For the data below, work out how many lines contain the word "error" and supply only that number.

━━ Data listing

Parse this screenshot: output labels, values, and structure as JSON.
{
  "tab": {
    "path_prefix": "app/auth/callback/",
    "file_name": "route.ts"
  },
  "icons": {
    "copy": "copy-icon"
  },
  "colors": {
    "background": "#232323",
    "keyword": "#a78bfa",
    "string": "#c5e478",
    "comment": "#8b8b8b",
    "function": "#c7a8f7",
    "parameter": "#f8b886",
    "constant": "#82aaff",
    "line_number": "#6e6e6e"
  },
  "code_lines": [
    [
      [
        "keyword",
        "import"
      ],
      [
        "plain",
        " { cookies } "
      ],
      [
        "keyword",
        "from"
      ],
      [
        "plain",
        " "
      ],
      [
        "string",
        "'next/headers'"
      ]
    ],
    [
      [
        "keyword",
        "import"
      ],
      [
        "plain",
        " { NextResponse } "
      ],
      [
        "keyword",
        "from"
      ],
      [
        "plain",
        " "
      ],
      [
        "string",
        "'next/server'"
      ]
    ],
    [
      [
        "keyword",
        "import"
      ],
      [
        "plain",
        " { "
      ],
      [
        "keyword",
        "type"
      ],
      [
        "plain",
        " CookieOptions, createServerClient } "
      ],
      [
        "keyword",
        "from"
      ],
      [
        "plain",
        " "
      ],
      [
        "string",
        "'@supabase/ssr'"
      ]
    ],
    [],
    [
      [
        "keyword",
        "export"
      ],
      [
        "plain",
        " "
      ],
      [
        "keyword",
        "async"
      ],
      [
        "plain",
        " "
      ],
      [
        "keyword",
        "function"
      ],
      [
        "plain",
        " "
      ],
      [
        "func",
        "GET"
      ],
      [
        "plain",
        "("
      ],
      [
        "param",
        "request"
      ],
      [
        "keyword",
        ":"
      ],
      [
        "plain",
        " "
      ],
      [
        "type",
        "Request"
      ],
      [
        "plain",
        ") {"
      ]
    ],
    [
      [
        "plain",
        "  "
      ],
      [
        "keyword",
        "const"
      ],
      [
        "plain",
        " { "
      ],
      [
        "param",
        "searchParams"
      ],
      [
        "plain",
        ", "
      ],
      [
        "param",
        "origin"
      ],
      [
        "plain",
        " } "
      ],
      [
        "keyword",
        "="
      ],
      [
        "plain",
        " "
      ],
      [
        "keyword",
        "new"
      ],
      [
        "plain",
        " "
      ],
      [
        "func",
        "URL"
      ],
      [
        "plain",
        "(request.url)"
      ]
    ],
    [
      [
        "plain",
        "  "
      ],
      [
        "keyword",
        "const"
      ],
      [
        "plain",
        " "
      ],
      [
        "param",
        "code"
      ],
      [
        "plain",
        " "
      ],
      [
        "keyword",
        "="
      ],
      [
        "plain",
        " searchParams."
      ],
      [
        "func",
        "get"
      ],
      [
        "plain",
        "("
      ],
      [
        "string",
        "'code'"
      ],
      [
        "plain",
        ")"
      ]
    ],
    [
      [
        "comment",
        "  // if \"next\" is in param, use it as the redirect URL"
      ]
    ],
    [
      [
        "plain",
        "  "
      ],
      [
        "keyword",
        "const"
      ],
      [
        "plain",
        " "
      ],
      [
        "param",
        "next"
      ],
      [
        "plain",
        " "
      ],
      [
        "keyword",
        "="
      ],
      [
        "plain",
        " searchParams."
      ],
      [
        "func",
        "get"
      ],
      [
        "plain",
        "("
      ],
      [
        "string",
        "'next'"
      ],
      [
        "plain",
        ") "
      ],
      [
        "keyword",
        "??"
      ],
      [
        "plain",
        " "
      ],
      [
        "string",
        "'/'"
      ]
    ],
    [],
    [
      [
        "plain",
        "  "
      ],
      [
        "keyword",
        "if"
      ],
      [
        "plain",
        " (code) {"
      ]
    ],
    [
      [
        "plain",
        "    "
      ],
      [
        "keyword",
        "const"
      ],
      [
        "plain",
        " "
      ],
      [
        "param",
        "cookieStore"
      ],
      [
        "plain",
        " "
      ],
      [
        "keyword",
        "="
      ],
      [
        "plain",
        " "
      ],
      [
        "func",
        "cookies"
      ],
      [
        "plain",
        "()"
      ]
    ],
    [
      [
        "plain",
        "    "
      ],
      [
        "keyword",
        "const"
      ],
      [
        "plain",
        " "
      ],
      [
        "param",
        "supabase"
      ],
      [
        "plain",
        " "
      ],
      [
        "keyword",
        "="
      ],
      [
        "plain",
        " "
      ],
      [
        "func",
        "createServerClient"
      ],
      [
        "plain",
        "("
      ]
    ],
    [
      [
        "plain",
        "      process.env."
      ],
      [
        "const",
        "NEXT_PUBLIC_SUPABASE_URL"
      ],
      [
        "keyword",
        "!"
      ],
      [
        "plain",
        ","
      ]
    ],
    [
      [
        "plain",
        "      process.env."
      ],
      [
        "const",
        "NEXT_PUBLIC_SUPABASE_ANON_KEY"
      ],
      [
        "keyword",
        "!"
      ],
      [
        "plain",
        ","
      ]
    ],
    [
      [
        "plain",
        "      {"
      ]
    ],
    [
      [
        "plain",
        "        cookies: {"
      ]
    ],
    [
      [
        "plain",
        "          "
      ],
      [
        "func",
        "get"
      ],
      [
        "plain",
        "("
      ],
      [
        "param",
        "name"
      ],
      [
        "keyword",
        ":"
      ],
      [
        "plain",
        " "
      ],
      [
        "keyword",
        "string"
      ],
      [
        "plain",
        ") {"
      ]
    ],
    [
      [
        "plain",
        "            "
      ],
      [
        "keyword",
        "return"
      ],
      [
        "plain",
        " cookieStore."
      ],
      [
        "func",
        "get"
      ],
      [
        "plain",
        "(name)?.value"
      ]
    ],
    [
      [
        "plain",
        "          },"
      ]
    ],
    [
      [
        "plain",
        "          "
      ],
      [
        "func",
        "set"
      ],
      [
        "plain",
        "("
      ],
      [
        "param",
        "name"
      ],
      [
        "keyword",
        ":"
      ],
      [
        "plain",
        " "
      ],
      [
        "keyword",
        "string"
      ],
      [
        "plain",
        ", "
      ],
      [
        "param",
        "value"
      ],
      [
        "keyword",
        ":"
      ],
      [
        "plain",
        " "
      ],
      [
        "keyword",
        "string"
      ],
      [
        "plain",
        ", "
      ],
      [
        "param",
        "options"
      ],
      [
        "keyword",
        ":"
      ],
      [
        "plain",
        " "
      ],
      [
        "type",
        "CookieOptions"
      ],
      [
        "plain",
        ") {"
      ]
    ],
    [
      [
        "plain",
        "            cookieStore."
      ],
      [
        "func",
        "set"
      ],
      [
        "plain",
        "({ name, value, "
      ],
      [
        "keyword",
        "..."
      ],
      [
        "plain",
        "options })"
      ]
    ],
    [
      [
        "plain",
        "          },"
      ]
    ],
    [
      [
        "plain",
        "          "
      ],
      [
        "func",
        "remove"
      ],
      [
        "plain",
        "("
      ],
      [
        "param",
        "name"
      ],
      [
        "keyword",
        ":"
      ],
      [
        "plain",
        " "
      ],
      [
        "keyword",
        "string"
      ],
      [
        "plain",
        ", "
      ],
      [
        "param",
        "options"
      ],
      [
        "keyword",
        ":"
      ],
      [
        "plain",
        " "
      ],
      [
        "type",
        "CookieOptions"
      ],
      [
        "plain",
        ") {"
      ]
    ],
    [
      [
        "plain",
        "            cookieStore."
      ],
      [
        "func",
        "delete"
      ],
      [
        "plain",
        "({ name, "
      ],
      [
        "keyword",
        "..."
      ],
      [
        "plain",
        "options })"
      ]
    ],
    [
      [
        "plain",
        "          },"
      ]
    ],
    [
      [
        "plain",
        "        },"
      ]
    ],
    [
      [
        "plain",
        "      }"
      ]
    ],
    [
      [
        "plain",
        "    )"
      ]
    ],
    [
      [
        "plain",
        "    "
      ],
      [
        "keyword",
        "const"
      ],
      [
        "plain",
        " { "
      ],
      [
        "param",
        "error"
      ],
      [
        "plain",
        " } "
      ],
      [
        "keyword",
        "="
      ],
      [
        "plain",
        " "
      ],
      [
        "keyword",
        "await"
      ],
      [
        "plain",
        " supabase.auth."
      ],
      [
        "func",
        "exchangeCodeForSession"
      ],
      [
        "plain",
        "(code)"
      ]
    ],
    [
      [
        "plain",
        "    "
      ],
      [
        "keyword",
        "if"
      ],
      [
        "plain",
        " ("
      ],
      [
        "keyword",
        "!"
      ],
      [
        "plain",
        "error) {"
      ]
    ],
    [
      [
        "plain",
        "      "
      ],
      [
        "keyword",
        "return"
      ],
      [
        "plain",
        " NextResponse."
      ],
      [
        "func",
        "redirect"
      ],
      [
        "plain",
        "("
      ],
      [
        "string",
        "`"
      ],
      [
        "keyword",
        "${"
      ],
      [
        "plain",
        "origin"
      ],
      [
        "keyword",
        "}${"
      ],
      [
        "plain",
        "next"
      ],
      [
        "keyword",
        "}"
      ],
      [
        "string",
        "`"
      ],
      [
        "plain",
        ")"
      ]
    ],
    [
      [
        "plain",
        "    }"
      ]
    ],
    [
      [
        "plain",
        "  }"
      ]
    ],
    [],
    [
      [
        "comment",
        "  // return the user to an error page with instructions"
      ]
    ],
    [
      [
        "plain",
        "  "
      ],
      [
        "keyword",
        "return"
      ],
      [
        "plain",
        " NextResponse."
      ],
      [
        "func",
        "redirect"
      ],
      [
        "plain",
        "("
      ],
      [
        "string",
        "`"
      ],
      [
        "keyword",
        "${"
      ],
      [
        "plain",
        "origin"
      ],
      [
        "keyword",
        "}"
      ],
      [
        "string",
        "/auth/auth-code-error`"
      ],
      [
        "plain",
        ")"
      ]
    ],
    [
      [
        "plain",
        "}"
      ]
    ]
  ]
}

━━━━

Reply: 4